## STATED PROBLEM A
List every tagging option that the Lightroom review names.
## STATED PROBLEM B
Using the Lightroom review, decide whether each statement agrees with it. For each, answer yes or no and quote the words that settle it. (i) The free trial lasts seven days. (ii) Tutorials are built into the application itself. (iii) The editing tools sit on the left-hand side of the screen.
## STATED PROBLEM C
Repeat the part of the Lightroom review between "First impression is" and "Organizing and Editing.", inclusive, word for word.

## TEXT PASSAGE
* * *
The UI is icon heavy and easy to grasp, the tiling of photos makes it much simpler to work on multiple images at a time, and the toolset doesn’t overwhelm the average user like Photoshop can. Lightroom photos can sync up and share directly to your Adobe Portfolio where you can build a photography website in minutes. It’s all cloud based. Tutorials could use an improvement by being integrated into the program itself as they currently they exist in video format only. Still, Lightroom plays well at its specific role in the Adobe suite of products and should appeal to any photography buff wanting to wrangle their ever-growing collection.

Adobe’s free trial makes it a simple task try out the light touches and photo management features of their Lightroom app

Easy and effective tool to handle any photographer’s organizational needs using Adobe’s cloud.

When digital cameras and smartphones first came on the scene, you had to be cognizant of the photos you took because of storage limitations. You could only fill up that SD card with a couple hundred hi-res shots before another trip to the electronics store for a second. Now with the advent of cloud storage and huge solid state memory drives we find ourselves at an interesting crossroads of efficiency: as something becomes more efficient we tend to use more of it. This holds true for photography now. Storage is so cheap and plentiful that it’s a mindless task to take hundreds of photos that have a tendency to sit on our phones or up in the cloud begging to be organized. Lightroom accepts that challenge. It’s Adobe’s answer to an organizational demand from our ever-increasing photo supply.

Curious users can give it a shot using a 7 day free trial. You’ll need a payment method handy which Adobe will automatically charge once the trials end. It’d be nice to download it without that stipulation. Make sure you cancel in time if you don’t want to get charged.

Once you’re up and running using the Adobe Creative Cloud platform, from which you can start Lightroom, the program immediately asks you to add some photos. Throughout the review there will be parallels to Photoshop and this is the first sign that Lightroom plays a much different role. In Photoshop you can create images on blank canvases. Lightroom takes a photo-first approach, 'give us your raw images and let’s get to work.' You can select from a connected device (camera, memory card, phone), browse from your PC, or sync from Lightroom on Android or iOS.

First impression is that Lightroom desperately needs a hands-on tutorial. It’s unclear as to what exactly Lightroom can do. Tutorials do exist but they’re buried under the Help button which links to a set of videos but nothing in the application itself. It begs you to have a dual monitor setup to follow along. Imagine a video game tutorial that happens outside of the game.

Let’s look at the UI and go over the two high level tools: Organizing and Editing.

The organization tools live on the left-hand side of the screen and on the bar above your photo, taking up the most real estate of any other toolset. There are three options on the left: Add Photos, My Library, and Sharing. Add Photos lets you add a photo to your workspace. My Library gives you filters to select certain albums, recent photos, etc. Sharing lets you upload photos to your Adobe Portfolio.

The real power of organization is delivered by way of star ratings and tagging. Star ratings work like a review system of 1-5 stars per photo. Tagging options include type, keyword, camera, location, people, and contributors. In that sense, you can create traditional albums but then cross-reference select photos by their stars and tags, which adds to the notion that Lightroom excels for people who have big libraries.

The editing tools populate the right-hand side of the screen.
- Edit lets you apply differing levels of light, color, effects, details, optics, and geometry.
* * *
## INFORMATION PROVIDED
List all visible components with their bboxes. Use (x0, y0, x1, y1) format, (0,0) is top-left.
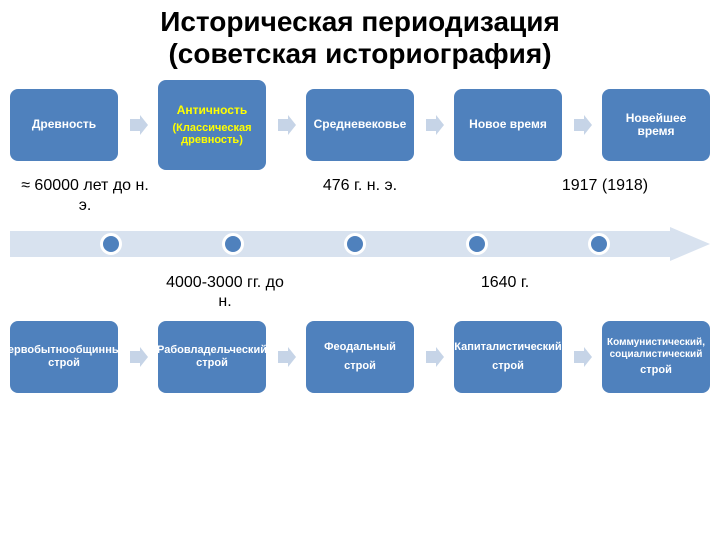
* * *
## RIGHT ANSWER A
type, keyword, camera, location, people, contributors

## RIGHT ANSWER B
(i) Yes: "Curious users can give it a shot using a 7 day free trial."
(ii) No: "Tutorials do exist but they’re buried under the Help button which links to a set of videos but nothing in the application itself."
(iii) No: "The editing tools populate the right-hand side of the screen."

## RIGHT ANSWER C
First impression is that Lightroom desperately needs a hands-on tutorial. It’s unclear as to what exactly Lightroom can do. Tutorials do exist but they’re buried under the Help button which links to a set of videos but nothing in the application itself. It begs you to have a dual monitor setup to follow along. Imagine a video game tutorial that happens outside of the game.

Let’s look at the UI and go over the two high level tools: Organizing and Editing.